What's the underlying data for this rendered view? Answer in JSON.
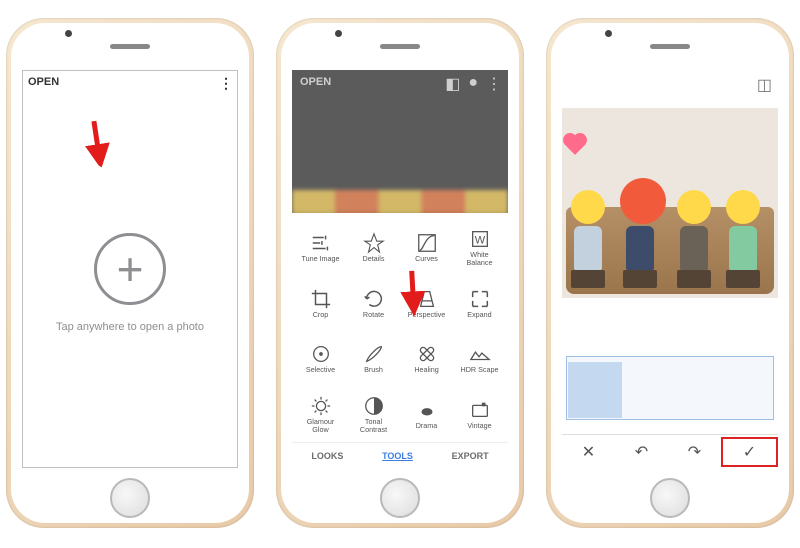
{
  "screen1": {
    "open_label": "OPEN",
    "hint": "Tap anywhere to open a photo",
    "plus_glyph": "+"
  },
  "screen2": {
    "open_label": "OPEN",
    "tabs": {
      "looks": "LOOKS",
      "tools": "TOOLS",
      "export": "EXPORT"
    },
    "tools": [
      {
        "id": "tune-image",
        "label": "Tune Image"
      },
      {
        "id": "details",
        "label": "Details"
      },
      {
        "id": "curves",
        "label": "Curves"
      },
      {
        "id": "white-balance",
        "label": "White\nBalance"
      },
      {
        "id": "crop",
        "label": "Crop"
      },
      {
        "id": "rotate",
        "label": "Rotate"
      },
      {
        "id": "perspective",
        "label": "Perspective"
      },
      {
        "id": "expand",
        "label": "Expand"
      },
      {
        "id": "selective",
        "label": "Selective"
      },
      {
        "id": "brush",
        "label": "Brush"
      },
      {
        "id": "healing",
        "label": "Healing"
      },
      {
        "id": "hdr-scape",
        "label": "HDR Scape"
      },
      {
        "id": "glamour-glow",
        "label": "Glamour\nGlow"
      },
      {
        "id": "tonal-contrast",
        "label": "Tonal\nContrast"
      },
      {
        "id": "drama",
        "label": "Drama"
      },
      {
        "id": "vintage",
        "label": "Vintage"
      }
    ]
  },
  "screen3": {
    "actions": {
      "close": "✕",
      "undo": "↶",
      "redo": "↷",
      "apply": "✓"
    }
  },
  "annotations": {
    "arrow_color": "#e21b1b"
  }
}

→ Job
Retype the whole listing exactly and leave the pictures out.

→ Correct response
What's the underlying data for this rendered view? Answer in JSON.
{
  "screen1": {
    "open_label": "OPEN",
    "hint": "Tap anywhere to open a photo",
    "plus_glyph": "+"
  },
  "screen2": {
    "open_label": "OPEN",
    "tabs": {
      "looks": "LOOKS",
      "tools": "TOOLS",
      "export": "EXPORT"
    },
    "tools": [
      {
        "id": "tune-image",
        "label": "Tune Image"
      },
      {
        "id": "details",
        "label": "Details"
      },
      {
        "id": "curves",
        "label": "Curves"
      },
      {
        "id": "white-balance",
        "label": "White\nBalance"
      },
      {
        "id": "crop",
        "label": "Crop"
      },
      {
        "id": "rotate",
        "label": "Rotate"
      },
      {
        "id": "perspective",
        "label": "Perspective"
      },
      {
        "id": "expand",
        "label": "Expand"
      },
      {
        "id": "selective",
        "label": "Selective"
      },
      {
        "id": "brush",
        "label": "Brush"
      },
      {
        "id": "healing",
        "label": "Healing"
      },
      {
        "id": "hdr-scape",
        "label": "HDR Scape"
      },
      {
        "id": "glamour-glow",
        "label": "Glamour\nGlow"
      },
      {
        "id": "tonal-contrast",
        "label": "Tonal\nContrast"
      },
      {
        "id": "drama",
        "label": "Drama"
      },
      {
        "id": "vintage",
        "label": "Vintage"
      }
    ]
  },
  "screen3": {
    "actions": {
      "close": "✕",
      "undo": "↶",
      "redo": "↷",
      "apply": "✓"
    }
  },
  "annotations": {
    "arrow_color": "#e21b1b"
  }
}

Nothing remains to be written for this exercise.